*EXERCISE DETAILS*:
Pick out every line holding the string "image" and copy it.

[start of THE DATA]

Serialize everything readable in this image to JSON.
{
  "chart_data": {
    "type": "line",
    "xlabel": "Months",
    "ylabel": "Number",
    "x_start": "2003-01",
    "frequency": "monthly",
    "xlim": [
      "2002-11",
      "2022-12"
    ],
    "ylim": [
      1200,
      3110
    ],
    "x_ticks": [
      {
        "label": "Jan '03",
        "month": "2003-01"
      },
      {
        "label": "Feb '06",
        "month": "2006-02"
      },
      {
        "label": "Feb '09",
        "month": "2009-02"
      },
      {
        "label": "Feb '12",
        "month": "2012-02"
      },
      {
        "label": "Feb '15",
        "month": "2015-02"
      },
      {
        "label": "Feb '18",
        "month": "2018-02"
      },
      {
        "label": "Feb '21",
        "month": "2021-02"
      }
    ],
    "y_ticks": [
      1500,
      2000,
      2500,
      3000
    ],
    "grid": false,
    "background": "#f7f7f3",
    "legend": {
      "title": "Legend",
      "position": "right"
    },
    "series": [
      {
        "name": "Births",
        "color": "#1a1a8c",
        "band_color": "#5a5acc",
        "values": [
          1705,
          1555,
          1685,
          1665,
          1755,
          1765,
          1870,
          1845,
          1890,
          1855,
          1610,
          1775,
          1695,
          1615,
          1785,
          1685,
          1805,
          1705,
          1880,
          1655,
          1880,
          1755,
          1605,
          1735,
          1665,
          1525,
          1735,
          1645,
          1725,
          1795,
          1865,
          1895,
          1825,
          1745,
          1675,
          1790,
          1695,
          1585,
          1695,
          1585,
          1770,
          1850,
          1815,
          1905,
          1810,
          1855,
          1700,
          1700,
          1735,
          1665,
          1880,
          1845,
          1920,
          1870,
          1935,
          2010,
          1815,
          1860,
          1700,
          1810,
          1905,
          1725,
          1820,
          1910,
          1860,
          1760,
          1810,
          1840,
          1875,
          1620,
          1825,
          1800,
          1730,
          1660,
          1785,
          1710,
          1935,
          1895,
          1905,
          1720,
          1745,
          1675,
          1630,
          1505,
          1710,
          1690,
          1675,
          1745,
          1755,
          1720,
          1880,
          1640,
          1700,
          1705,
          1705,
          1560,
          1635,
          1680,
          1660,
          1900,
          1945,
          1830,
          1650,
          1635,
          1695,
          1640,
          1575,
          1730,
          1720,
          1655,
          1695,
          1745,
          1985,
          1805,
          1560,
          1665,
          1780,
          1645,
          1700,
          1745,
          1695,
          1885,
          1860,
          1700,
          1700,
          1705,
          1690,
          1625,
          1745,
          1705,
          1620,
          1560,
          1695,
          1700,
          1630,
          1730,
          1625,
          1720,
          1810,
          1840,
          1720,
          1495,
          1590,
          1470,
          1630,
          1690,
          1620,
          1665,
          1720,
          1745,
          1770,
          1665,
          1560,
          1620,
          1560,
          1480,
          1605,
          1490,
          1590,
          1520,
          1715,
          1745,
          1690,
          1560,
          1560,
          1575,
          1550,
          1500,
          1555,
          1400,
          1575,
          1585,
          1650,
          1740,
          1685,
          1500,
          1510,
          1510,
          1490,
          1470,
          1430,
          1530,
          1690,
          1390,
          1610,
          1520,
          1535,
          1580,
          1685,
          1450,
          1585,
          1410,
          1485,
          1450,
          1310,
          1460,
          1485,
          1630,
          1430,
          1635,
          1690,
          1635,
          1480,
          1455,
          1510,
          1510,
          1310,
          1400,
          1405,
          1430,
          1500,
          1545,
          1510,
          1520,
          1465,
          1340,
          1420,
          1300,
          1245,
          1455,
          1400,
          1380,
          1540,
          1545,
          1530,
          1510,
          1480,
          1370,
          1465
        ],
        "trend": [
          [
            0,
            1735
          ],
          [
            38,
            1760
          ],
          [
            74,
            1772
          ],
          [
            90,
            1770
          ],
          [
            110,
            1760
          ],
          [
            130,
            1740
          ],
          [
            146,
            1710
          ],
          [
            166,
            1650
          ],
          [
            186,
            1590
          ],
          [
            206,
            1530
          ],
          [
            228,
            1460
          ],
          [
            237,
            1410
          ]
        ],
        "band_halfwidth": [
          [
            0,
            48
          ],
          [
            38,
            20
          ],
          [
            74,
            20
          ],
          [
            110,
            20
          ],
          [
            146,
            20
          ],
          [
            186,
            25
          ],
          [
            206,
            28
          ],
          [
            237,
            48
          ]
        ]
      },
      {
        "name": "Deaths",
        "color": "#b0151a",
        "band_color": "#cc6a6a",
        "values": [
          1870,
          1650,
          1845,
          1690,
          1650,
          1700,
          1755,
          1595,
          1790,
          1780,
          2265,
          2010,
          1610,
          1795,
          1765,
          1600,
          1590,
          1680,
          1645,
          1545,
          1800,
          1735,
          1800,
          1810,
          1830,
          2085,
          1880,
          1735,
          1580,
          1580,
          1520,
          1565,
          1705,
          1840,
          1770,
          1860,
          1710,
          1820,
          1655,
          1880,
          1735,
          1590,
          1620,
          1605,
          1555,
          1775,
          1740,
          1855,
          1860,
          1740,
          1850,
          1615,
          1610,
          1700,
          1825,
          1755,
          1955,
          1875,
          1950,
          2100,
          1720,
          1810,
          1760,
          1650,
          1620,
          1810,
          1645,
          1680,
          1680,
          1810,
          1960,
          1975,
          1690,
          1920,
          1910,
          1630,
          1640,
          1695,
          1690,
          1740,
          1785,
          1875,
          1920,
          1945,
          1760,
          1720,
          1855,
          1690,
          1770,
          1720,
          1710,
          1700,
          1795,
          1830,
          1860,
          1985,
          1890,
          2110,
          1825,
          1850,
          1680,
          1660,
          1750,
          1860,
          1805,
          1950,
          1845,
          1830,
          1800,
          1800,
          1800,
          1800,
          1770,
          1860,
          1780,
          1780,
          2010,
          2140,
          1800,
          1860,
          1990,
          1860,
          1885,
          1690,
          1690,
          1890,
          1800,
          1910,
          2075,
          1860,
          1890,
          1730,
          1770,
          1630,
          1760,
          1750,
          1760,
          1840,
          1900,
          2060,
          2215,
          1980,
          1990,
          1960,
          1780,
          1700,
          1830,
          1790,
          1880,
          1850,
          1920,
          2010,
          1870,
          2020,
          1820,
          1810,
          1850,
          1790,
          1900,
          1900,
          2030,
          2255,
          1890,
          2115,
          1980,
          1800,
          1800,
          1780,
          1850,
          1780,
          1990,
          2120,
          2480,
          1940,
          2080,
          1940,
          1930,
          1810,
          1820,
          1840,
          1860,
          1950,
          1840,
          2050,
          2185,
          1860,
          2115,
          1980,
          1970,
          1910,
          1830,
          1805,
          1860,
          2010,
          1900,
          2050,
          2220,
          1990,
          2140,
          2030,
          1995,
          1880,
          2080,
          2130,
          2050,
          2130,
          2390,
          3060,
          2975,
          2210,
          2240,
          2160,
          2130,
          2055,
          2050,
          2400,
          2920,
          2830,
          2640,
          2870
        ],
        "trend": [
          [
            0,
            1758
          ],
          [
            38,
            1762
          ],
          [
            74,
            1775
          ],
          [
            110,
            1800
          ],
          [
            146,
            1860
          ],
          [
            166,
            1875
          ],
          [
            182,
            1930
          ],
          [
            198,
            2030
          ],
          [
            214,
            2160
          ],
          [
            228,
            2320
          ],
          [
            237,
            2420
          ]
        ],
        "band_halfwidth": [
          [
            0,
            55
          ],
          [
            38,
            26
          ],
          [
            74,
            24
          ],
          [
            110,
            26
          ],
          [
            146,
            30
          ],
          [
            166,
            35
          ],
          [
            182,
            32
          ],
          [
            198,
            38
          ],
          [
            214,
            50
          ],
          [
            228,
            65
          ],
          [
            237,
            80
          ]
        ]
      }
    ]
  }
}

[end of THE DATA]
[start of THE DATA]

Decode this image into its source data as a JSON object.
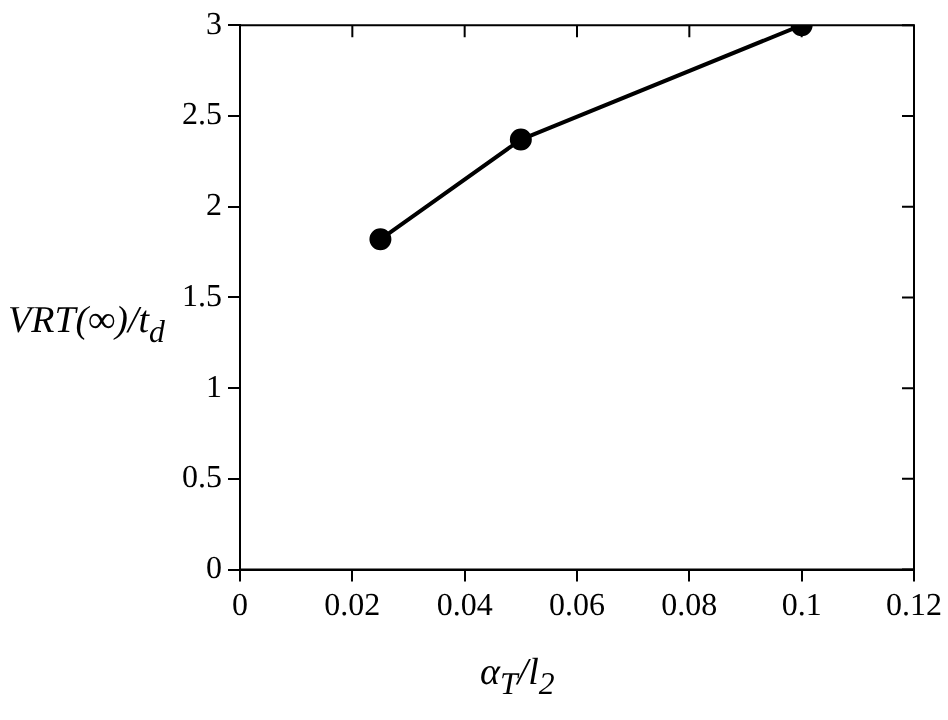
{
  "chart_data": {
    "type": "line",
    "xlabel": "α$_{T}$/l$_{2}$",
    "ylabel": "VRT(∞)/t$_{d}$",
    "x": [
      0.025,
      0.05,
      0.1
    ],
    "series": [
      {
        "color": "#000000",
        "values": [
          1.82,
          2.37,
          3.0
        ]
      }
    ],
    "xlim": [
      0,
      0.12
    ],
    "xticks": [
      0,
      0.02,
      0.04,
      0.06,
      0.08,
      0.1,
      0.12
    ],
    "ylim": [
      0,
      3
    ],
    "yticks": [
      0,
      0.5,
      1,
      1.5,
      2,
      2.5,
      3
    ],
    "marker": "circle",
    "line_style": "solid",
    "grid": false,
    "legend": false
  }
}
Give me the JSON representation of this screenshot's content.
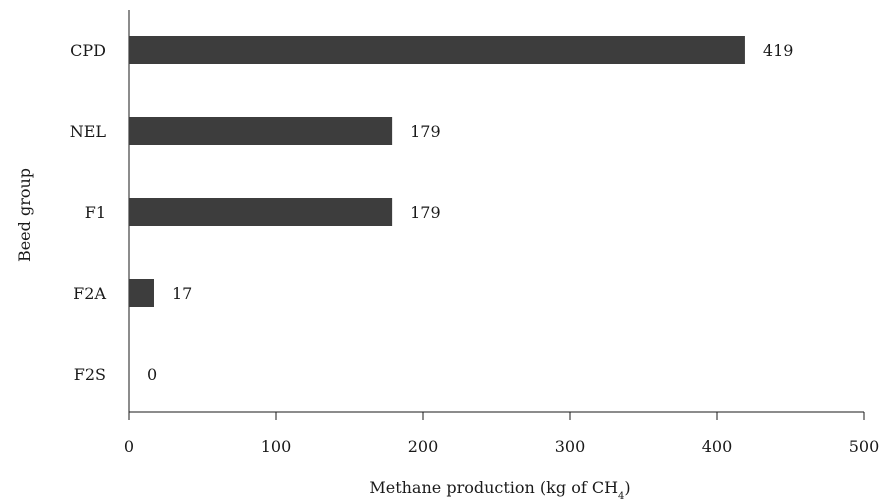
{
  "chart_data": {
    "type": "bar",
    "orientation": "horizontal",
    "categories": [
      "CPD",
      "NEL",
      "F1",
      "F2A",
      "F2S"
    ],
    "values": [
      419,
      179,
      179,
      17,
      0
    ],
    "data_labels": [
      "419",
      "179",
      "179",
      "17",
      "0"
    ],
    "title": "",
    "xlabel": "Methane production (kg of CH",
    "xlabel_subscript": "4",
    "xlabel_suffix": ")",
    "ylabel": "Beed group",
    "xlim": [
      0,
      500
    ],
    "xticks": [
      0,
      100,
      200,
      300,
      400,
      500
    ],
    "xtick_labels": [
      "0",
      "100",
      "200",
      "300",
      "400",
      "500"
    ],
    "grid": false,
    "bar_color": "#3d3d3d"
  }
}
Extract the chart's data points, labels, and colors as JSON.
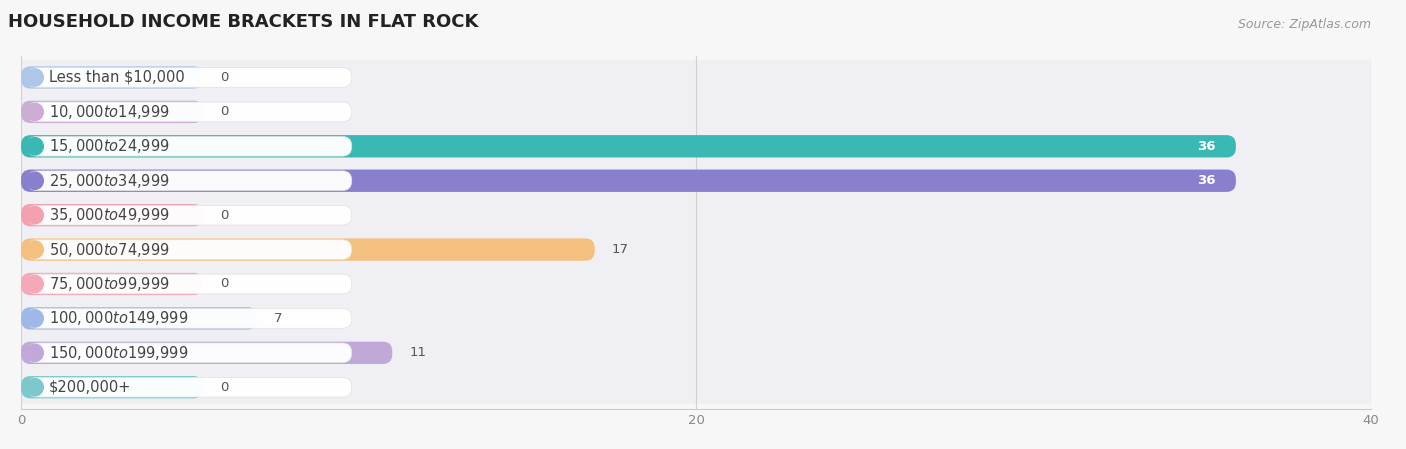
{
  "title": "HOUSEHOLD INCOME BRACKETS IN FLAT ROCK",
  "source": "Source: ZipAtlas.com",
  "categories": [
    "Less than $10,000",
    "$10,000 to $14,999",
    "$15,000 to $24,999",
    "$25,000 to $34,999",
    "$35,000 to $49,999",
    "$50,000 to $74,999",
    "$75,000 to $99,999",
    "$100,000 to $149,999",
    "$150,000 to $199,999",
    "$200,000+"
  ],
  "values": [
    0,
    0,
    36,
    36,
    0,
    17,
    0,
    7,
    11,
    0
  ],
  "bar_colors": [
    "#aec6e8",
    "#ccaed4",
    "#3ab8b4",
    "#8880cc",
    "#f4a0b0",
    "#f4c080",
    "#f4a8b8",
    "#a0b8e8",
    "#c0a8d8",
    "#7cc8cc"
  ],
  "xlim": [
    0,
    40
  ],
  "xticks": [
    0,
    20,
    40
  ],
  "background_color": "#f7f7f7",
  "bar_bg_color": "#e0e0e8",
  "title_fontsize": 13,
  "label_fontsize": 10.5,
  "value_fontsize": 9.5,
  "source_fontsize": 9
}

[end of THE DATA]

*CORRECT RESPONSE*:
Serialize everything readable in this image to JSON.
Decode this image into its source data as a JSON object.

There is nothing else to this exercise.